■ **TASK OBJECTIVE**:
Repeat the data below exactly, dropping any pictures it holds.

■ **EXTRACTED RECORDS**:
○ ○ ○ ○ ○ ○ ○
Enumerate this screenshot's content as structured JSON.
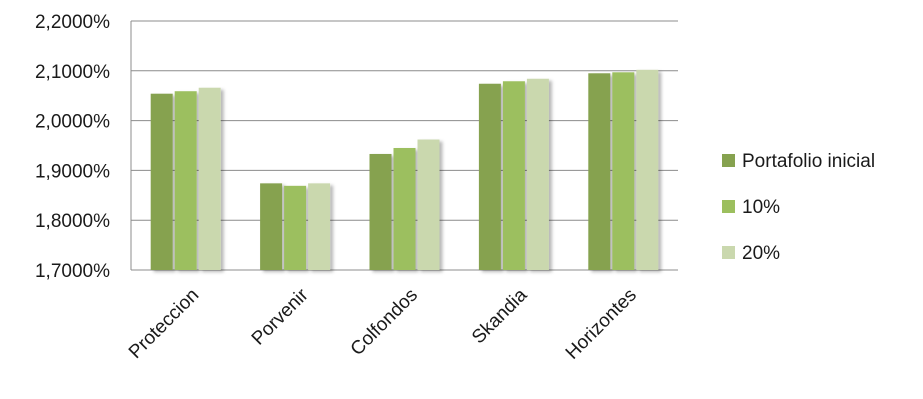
{
  "chart_data": {
    "type": "bar",
    "categories": [
      "Proteccion",
      "Porvenir",
      "Colfondos",
      "Skandia",
      "Horizontes"
    ],
    "series": [
      {
        "name": "Portafolio inicial",
        "color": "#86a24f",
        "values": [
          2.054,
          1.874,
          1.933,
          2.074,
          2.095
        ]
      },
      {
        "name": "10%",
        "color": "#9cbf5e",
        "values": [
          2.059,
          1.869,
          1.945,
          2.079,
          2.097
        ]
      },
      {
        "name": "20%",
        "color": "#cad8ae",
        "values": [
          2.066,
          1.874,
          1.962,
          2.084,
          2.102
        ]
      }
    ],
    "y_ticks": [
      "1,7000%",
      "1,8000%",
      "1,9000%",
      "2,0000%",
      "2,1000%",
      "2,2000%"
    ],
    "ylim": [
      1.7,
      2.2
    ],
    "grid": true,
    "legend_position": "right"
  }
}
○ ○ ○ ○ ○ ○ ○
■ **TASK RESULT**:
Enumerate this screenshot's content as structured JSON.
{
  "chart_data": {
    "type": "bar",
    "categories": [
      "Proteccion",
      "Porvenir",
      "Colfondos",
      "Skandia",
      "Horizontes"
    ],
    "series": [
      {
        "name": "Portafolio inicial",
        "color": "#86a24f",
        "values": [
          2.054,
          1.874,
          1.933,
          2.074,
          2.095
        ]
      },
      {
        "name": "10%",
        "color": "#9cbf5e",
        "values": [
          2.059,
          1.869,
          1.945,
          2.079,
          2.097
        ]
      },
      {
        "name": "20%",
        "color": "#cad8ae",
        "values": [
          2.066,
          1.874,
          1.962,
          2.084,
          2.102
        ]
      }
    ],
    "y_ticks": [
      "1,7000%",
      "1,8000%",
      "1,9000%",
      "2,0000%",
      "2,1000%",
      "2,2000%"
    ],
    "ylim": [
      1.7,
      2.2
    ],
    "grid": true,
    "legend_position": "right"
  }
}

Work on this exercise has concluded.